[Data for processing]

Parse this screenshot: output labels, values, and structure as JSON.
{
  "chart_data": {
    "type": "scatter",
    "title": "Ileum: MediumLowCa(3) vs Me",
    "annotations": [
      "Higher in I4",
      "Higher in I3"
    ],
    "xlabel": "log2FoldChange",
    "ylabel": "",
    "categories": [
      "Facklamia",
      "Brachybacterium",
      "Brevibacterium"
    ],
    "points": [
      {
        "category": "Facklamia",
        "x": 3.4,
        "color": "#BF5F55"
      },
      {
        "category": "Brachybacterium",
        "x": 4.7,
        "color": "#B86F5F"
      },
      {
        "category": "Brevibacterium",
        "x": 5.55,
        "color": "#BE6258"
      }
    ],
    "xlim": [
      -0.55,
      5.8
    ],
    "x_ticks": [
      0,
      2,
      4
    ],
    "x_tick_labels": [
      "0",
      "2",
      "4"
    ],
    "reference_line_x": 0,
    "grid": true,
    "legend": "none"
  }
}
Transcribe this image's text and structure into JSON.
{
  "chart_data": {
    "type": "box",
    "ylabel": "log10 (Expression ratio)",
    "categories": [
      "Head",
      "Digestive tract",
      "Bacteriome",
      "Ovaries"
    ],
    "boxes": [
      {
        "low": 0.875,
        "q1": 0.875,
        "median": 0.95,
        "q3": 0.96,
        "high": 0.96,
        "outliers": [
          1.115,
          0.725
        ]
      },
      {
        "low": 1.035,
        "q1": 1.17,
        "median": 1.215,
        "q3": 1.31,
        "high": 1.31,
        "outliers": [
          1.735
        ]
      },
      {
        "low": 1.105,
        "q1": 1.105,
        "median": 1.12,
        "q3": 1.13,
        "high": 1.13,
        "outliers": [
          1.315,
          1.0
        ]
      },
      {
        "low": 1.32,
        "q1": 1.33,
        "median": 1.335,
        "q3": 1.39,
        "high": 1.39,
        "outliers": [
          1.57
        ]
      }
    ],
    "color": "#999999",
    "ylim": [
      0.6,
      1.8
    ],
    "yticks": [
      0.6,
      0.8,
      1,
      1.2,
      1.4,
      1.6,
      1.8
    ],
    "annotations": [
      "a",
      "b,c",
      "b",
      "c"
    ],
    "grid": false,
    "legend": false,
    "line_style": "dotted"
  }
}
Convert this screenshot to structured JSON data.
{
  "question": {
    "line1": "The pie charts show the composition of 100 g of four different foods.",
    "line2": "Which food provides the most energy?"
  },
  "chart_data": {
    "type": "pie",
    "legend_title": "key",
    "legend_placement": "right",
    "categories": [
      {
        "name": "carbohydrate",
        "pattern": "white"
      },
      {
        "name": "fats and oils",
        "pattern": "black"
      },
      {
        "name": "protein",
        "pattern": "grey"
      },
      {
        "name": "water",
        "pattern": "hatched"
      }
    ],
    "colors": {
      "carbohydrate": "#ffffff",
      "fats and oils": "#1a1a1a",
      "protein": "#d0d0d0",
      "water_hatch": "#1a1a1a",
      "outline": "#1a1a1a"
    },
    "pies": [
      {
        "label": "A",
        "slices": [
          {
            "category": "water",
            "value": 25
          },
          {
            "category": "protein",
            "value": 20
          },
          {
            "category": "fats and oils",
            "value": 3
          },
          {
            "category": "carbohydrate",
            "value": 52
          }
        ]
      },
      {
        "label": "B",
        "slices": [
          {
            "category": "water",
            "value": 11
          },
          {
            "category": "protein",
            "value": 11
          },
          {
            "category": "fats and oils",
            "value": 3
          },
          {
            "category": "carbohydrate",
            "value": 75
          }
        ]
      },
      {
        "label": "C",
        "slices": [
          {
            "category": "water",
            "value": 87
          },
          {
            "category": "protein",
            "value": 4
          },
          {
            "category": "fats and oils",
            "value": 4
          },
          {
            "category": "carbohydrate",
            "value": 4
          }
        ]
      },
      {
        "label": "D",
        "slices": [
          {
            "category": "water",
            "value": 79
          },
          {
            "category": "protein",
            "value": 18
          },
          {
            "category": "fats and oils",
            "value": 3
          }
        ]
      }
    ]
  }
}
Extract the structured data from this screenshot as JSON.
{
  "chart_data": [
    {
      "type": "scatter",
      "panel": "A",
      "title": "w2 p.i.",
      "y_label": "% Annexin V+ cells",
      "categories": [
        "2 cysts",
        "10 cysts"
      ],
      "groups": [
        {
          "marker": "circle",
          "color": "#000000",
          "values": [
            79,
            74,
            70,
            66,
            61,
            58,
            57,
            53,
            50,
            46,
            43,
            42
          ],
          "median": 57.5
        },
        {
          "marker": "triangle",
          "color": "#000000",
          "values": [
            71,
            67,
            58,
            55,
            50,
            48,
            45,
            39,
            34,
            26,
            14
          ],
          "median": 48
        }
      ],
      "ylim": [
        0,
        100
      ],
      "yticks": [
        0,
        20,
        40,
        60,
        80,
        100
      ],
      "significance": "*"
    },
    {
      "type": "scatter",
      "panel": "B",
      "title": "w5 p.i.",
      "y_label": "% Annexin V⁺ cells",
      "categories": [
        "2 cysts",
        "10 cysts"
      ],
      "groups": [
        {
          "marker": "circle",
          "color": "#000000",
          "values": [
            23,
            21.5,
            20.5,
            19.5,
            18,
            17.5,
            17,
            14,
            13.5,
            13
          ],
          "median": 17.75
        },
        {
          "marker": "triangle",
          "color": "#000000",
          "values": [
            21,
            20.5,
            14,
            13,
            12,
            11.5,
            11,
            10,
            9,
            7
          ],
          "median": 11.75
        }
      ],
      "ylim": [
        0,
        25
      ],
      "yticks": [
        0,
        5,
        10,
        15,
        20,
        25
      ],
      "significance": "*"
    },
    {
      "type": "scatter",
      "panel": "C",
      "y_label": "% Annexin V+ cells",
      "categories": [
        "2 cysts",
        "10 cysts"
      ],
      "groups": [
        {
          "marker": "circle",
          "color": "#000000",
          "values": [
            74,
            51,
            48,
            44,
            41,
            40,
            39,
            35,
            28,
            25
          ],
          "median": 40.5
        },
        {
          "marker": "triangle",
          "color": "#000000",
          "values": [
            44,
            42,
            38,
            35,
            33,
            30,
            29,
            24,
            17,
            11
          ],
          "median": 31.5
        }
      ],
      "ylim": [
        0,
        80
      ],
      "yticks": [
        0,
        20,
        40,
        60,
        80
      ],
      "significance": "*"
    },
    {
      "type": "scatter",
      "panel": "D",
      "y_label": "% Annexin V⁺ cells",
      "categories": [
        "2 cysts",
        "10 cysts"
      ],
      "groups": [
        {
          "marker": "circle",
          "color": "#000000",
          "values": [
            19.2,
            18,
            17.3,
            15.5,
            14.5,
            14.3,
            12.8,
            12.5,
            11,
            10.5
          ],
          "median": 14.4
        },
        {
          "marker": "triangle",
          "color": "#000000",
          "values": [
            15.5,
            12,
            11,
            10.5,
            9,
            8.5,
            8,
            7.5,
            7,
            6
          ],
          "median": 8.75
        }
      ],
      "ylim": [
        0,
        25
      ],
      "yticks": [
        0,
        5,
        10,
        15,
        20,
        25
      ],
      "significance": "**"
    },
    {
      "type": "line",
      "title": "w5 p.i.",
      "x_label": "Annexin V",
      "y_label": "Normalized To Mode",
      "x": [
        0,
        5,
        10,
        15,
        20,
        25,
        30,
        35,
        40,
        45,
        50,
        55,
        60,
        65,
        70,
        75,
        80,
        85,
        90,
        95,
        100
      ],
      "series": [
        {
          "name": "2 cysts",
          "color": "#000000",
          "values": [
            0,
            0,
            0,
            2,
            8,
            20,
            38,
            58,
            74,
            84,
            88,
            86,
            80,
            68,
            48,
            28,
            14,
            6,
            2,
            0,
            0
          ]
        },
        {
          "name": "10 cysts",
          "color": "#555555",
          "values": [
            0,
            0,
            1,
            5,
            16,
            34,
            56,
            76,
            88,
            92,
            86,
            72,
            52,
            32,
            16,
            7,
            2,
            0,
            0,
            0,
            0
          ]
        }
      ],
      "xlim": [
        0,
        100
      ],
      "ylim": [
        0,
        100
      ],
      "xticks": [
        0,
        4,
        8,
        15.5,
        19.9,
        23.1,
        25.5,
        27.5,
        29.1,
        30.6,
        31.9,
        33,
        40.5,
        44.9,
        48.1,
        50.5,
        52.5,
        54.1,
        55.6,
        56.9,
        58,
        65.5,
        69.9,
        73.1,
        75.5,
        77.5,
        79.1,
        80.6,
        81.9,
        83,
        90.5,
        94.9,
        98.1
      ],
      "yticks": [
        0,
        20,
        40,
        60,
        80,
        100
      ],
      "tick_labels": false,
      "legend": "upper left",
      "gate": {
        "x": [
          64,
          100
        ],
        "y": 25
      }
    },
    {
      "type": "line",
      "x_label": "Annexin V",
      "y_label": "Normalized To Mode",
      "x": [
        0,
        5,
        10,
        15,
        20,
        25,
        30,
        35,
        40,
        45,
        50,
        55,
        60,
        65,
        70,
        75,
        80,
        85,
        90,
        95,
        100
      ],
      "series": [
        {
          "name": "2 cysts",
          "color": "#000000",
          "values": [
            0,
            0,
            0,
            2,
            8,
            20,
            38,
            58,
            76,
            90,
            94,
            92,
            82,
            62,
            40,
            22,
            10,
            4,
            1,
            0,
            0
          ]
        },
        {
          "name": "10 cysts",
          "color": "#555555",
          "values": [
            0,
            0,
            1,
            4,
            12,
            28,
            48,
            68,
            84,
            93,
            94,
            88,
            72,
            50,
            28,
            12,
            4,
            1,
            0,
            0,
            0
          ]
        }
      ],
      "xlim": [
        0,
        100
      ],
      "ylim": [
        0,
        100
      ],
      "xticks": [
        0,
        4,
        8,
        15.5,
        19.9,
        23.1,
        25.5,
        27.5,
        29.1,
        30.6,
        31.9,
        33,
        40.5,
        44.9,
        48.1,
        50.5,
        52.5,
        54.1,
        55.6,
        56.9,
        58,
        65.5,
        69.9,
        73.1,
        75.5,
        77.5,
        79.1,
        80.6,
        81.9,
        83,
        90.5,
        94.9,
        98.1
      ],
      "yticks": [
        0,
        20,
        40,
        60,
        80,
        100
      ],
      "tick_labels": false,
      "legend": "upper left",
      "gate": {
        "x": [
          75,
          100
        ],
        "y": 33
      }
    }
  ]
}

[/Data for processing]

Show each line of the material that includes the string "screenshot" by copying it.

Parse this screenshot: output labels, values, and structure as JSON.
Convert this screenshot to structured JSON data.
Extract the structured data from this screenshot as JSON.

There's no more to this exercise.